Search the listing for the string "launch" and copy every line that contains it.

(Stored dataset items)

┄┄┄┄┄┄

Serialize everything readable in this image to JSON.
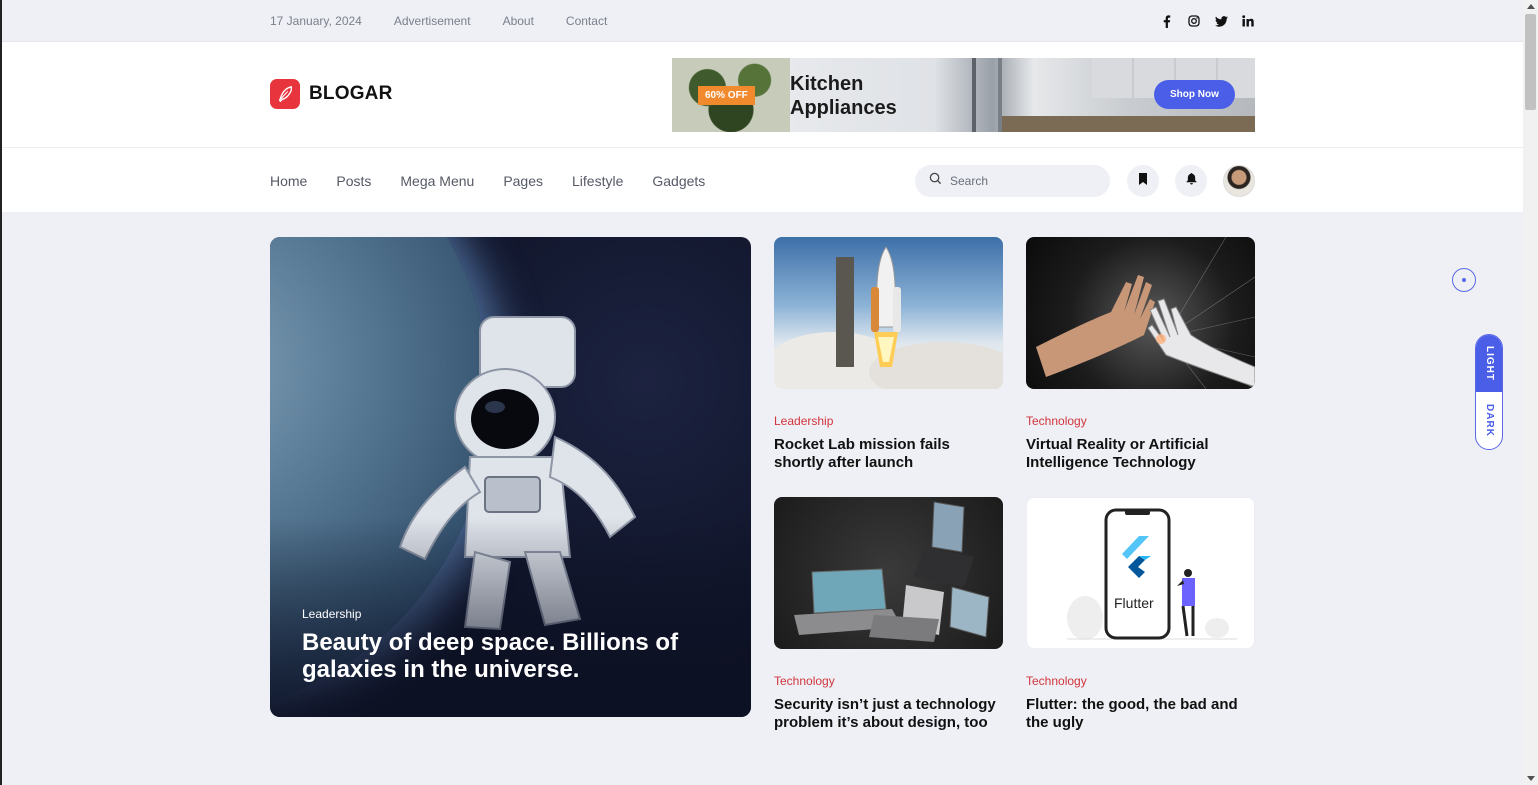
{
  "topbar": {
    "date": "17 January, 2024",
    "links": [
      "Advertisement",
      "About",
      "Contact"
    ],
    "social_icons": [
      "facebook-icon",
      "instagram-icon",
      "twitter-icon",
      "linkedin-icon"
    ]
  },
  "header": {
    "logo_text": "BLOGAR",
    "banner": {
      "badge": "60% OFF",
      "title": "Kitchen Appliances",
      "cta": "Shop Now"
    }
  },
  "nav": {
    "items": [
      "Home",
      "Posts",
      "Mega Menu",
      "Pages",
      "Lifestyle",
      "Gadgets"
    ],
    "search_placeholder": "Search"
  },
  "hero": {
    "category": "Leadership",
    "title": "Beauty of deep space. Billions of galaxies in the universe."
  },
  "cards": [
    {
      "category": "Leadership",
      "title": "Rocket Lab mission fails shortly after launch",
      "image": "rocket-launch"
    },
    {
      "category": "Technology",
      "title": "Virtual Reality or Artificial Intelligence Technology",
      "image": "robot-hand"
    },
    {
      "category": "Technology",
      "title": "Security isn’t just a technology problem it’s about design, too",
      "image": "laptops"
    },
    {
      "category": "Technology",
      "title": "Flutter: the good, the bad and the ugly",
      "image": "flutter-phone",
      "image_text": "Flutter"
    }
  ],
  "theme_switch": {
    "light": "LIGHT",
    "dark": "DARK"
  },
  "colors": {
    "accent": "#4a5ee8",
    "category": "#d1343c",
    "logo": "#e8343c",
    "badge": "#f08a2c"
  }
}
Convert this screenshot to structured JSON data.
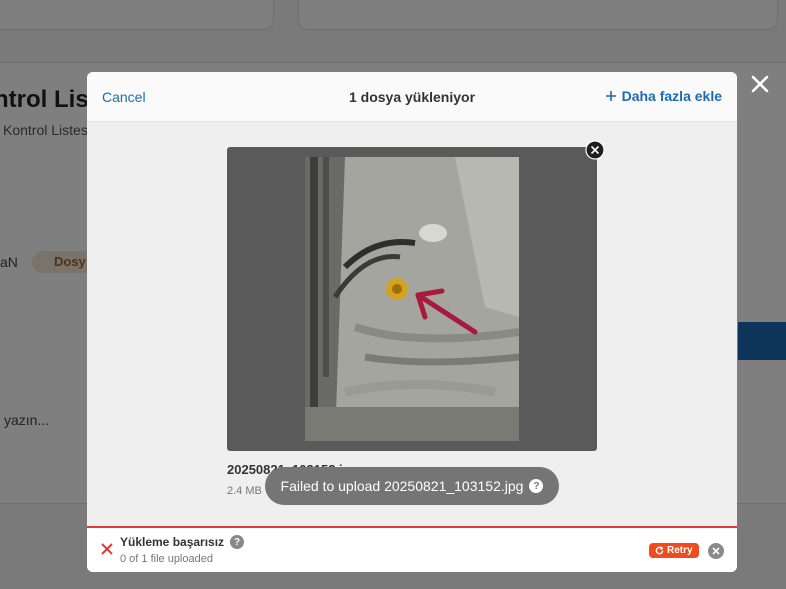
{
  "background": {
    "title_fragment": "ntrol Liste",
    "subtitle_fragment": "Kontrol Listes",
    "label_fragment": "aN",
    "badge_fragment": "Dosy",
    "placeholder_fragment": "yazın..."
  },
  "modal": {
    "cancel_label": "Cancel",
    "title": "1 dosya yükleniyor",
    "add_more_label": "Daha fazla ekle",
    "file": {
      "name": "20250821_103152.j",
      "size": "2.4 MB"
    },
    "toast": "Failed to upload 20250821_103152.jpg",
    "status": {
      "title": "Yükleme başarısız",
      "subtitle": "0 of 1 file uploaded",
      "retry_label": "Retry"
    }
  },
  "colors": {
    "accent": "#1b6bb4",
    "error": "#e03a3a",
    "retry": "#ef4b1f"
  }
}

┄┄┄┄┄┄

■ **Problem solution**:
      "title": "Rocket Lab mission fails shortly after launch",
      "image": "rocket-launch"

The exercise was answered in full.